All of the data should be output character for character, except the pictures.

++++++++++

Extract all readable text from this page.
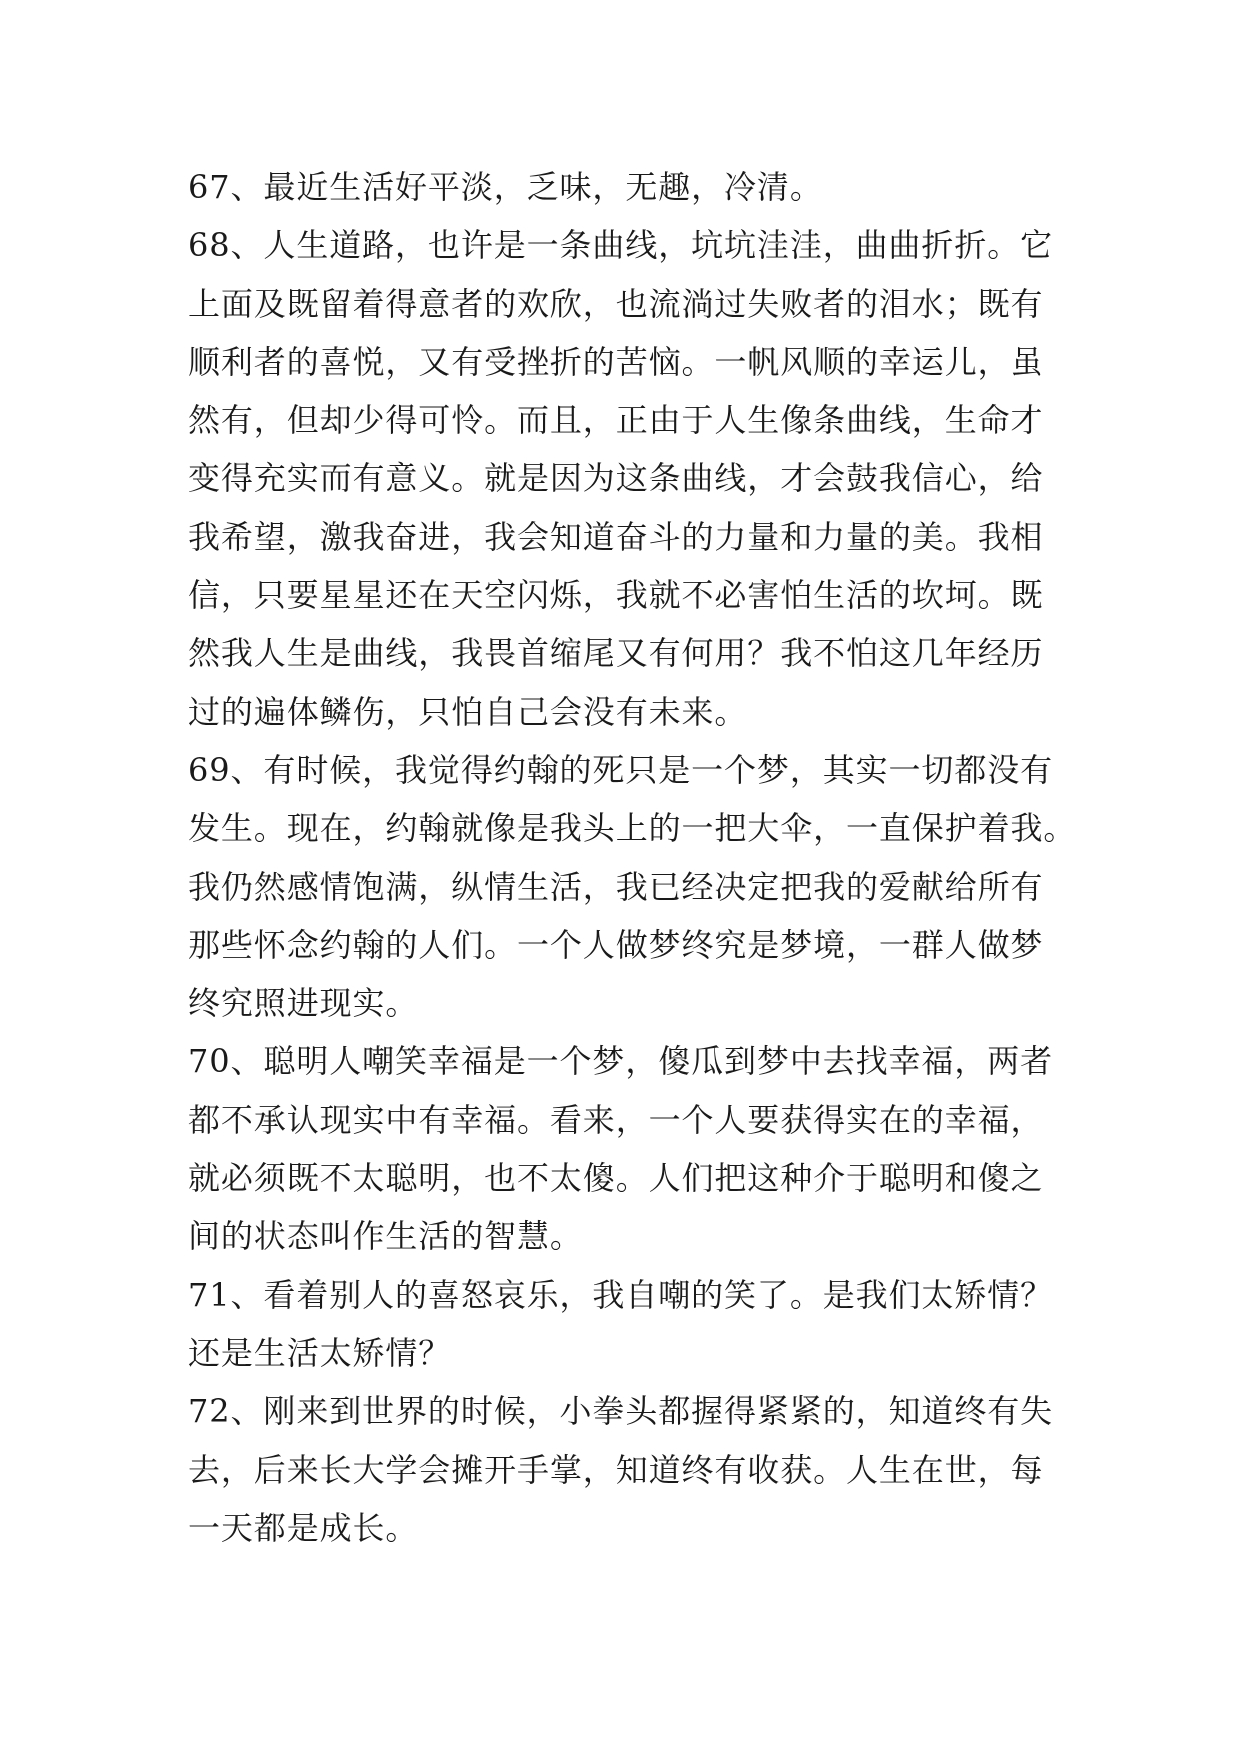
67、最近生活好平淡，乏味，无趣，冷清。
68、人生道路，也许是一条曲线，坑坑洼洼，曲曲折折。它
上面及既留着得意者的欢欣，也流淌过失败者的泪水；既有
顺利者的喜悦，又有受挫折的苦恼。一帆风顺的幸运儿，虽
然有，但却少得可怜。而且，正由于人生像条曲线，生命才
变得充实而有意义。就是因为这条曲线，才会鼓我信心，给
我希望，激我奋进，我会知道奋斗的力量和力量的美。我相
信，只要星星还在天空闪烁，我就不必害怕生活的坎坷。既
然我人生是曲线，我畏首缩尾又有何用？我不怕这几年经历
过的遍体鳞伤，只怕自己会没有未来。
69、有时候，我觉得约翰的死只是一个梦，其实一切都没有
发生。现在，约翰就像是我头上的一把大伞，一直保护着我。
我仍然感情饱满，纵情生活，我已经决定把我的爱献给所有
那些怀念约翰的人们。一个人做梦终究是梦境，一群人做梦
终究照进现实。
70、聪明人嘲笑幸福是一个梦，傻瓜到梦中去找幸福，两者
都不承认现实中有幸福。看来，一个人要获得实在的幸福，
就必须既不太聪明，也不太傻。人们把这种介于聪明和傻之
间的状态叫作生活的智慧。
71、看着别人的喜怒哀乐，我自嘲的笑了。是我们太矫情？
还是生活太矫情？
72、刚来到世界的时候，小拳头都握得紧紧的，知道终有失
去，后来长大学会摊开手掌，知道终有收获。人生在世，每
一天都是成长。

++++++++++

**OUTPUT BELOW**
Extract all readable text from this page.
67、最近生活好平淡，乏味，无趣，冷清。
68、人生道路，也许是一条曲线，坑坑洼洼，曲曲折折。它
上面及既留着得意者的欢欣，也流淌过失败者的泪水；既有
顺利者的喜悦，又有受挫折的苦恼。一帆风顺的幸运儿，虽
然有，但却少得可怜。而且，正由于人生像条曲线，生命才
变得充实而有意义。就是因为这条曲线，才会鼓我信心，给
我希望，激我奋进，我会知道奋斗的力量和力量的美。我相
信，只要星星还在天空闪烁，我就不必害怕生活的坎坷。既
然我人生是曲线，我畏首缩尾又有何用？我不怕这几年经历
过的遍体鳞伤，只怕自己会没有未来。
69、有时候，我觉得约翰的死只是一个梦，其实一切都没有
发生。现在，约翰就像是我头上的一把大伞，一直保护着我。
我仍然感情饱满，纵情生活，我已经决定把我的爱献给所有
那些怀念约翰的人们。一个人做梦终究是梦境，一群人做梦
终究照进现实。
70、聪明人嘲笑幸福是一个梦，傻瓜到梦中去找幸福，两者
都不承认现实中有幸福。看来，一个人要获得实在的幸福，
就必须既不太聪明，也不太傻。人们把这种介于聪明和傻之
间的状态叫作生活的智慧。
71、看着别人的喜怒哀乐，我自嘲的笑了。是我们太矫情？
还是生活太矫情？
72、刚来到世界的时候，小拳头都握得紧紧的，知道终有失
去，后来长大学会摊开手掌，知道终有收获。人生在世，每
一天都是成长。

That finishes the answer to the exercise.